### Work required
In full and without alteration, return the records below.

### Data provided
▽

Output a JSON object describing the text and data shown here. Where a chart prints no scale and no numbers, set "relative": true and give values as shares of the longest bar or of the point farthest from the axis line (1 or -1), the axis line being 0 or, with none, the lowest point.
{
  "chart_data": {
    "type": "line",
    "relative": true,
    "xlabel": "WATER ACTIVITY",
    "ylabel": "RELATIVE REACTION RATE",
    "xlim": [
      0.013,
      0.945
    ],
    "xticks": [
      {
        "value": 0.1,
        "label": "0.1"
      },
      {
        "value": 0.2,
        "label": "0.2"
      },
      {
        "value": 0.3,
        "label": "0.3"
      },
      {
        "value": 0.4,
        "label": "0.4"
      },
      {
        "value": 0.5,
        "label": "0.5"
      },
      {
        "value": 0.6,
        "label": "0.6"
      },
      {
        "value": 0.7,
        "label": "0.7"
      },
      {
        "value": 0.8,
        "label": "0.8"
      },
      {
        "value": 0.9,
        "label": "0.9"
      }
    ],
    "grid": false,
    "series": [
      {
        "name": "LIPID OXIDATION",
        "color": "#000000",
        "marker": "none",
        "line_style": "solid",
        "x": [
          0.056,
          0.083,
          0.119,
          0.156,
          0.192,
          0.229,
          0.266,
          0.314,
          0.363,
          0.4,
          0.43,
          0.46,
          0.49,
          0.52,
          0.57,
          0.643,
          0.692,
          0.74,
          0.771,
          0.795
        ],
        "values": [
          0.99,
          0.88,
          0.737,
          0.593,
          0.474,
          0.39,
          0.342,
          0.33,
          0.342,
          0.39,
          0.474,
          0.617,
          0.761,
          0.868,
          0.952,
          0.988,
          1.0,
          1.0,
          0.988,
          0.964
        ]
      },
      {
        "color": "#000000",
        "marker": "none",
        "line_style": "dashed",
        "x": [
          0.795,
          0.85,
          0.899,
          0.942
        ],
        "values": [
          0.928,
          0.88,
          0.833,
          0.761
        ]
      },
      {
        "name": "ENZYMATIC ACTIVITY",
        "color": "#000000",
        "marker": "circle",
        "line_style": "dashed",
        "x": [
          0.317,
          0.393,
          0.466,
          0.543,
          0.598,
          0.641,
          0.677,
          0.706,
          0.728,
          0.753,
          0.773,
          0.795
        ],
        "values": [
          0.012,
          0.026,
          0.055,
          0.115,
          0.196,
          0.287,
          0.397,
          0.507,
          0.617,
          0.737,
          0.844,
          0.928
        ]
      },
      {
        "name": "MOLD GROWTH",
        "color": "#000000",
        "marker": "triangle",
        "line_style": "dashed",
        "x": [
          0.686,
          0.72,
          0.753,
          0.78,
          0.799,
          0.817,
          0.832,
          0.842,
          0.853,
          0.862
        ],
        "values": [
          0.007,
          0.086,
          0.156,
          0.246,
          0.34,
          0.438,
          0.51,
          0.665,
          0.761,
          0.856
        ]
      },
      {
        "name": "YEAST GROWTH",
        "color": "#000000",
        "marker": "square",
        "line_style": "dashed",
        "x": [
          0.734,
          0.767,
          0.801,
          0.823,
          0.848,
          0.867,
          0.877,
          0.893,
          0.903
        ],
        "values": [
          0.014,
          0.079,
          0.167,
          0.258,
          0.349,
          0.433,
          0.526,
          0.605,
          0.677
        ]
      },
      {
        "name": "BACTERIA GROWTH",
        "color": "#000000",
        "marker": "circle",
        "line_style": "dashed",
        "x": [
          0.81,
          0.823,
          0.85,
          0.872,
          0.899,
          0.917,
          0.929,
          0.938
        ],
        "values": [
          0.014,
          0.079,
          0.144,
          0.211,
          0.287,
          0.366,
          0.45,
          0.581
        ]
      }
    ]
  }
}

△

### Reply to the exercise
Output a JSON object describing the text and data shown here. Where a chart prints no scale and no numbers, set "relative": true and give values as shares of the longest bar or of the point farthest from the axis line (1 or -1), the axis line being 0 or, with none, the lowest point.
{
  "chart_data": {
    "type": "line",
    "relative": true,
    "xlabel": "WATER ACTIVITY",
    "ylabel": "RELATIVE REACTION RATE",
    "xlim": [
      0.013,
      0.945
    ],
    "xticks": [
      {
        "value": 0.1,
        "label": "0.1"
      },
      {
        "value": 0.2,
        "label": "0.2"
      },
      {
        "value": 0.3,
        "label": "0.3"
      },
      {
        "value": 0.4,
        "label": "0.4"
      },
      {
        "value": 0.5,
        "label": "0.5"
      },
      {
        "value": 0.6,
        "label": "0.6"
      },
      {
        "value": 0.7,
        "label": "0.7"
      },
      {
        "value": 0.8,
        "label": "0.8"
      },
      {
        "value": 0.9,
        "label": "0.9"
      }
    ],
    "grid": false,
    "series": [
      {
        "name": "LIPID OXIDATION",
        "color": "#000000",
        "marker": "none",
        "line_style": "solid",
        "x": [
          0.056,
          0.083,
          0.119,
          0.156,
          0.192,
          0.229,
          0.266,
          0.314,
          0.363,
          0.4,
          0.43,
          0.46,
          0.49,
          0.52,
          0.57,
          0.643,
          0.692,
          0.74,
          0.771,
          0.795
        ],
        "values": [
          0.99,
          0.88,
          0.737,
          0.593,
          0.474,
          0.39,
          0.342,
          0.33,
          0.342,
          0.39,
          0.474,
          0.617,
          0.761,
          0.868,
          0.952,
          0.988,
          1.0,
          1.0,
          0.988,
          0.964
        ]
      },
      {
        "color": "#000000",
        "marker": "none",
        "line_style": "dashed",
        "x": [
          0.795,
          0.85,
          0.899,
          0.942
        ],
        "values": [
          0.928,
          0.88,
          0.833,
          0.761
        ]
      },
      {
        "name": "ENZYMATIC ACTIVITY",
        "color": "#000000",
        "marker": "circle",
        "line_style": "dashed",
        "x": [
          0.317,
          0.393,
          0.466,
          0.543,
          0.598,
          0.641,
          0.677,
          0.706,
          0.728,
          0.753,
          0.773,
          0.795
        ],
        "values": [
          0.012,
          0.026,
          0.055,
          0.115,
          0.196,
          0.287,
          0.397,
          0.507,
          0.617,
          0.737,
          0.844,
          0.928
        ]
      },
      {
        "name": "MOLD GROWTH",
        "color": "#000000",
        "marker": "triangle",
        "line_style": "dashed",
        "x": [
          0.686,
          0.72,
          0.753,
          0.78,
          0.799,
          0.817,
          0.832,
          0.842,
          0.853,
          0.862
        ],
        "values": [
          0.007,
          0.086,
          0.156,
          0.246,
          0.34,
          0.438,
          0.51,
          0.665,
          0.761,
          0.856
        ]
      },
      {
        "name": "YEAST GROWTH",
        "color": "#000000",
        "marker": "square",
        "line_style": "dashed",
        "x": [
          0.734,
          0.767,
          0.801,
          0.823,
          0.848,
          0.867,
          0.877,
          0.893,
          0.903
        ],
        "values": [
          0.014,
          0.079,
          0.167,
          0.258,
          0.349,
          0.433,
          0.526,
          0.605,
          0.677
        ]
      },
      {
        "name": "BACTERIA GROWTH",
        "color": "#000000",
        "marker": "circle",
        "line_style": "dashed",
        "x": [
          0.81,
          0.823,
          0.85,
          0.872,
          0.899,
          0.917,
          0.929,
          0.938
        ],
        "values": [
          0.014,
          0.079,
          0.144,
          0.211,
          0.287,
          0.366,
          0.45,
          0.581
        ]
      }
    ]
  }
}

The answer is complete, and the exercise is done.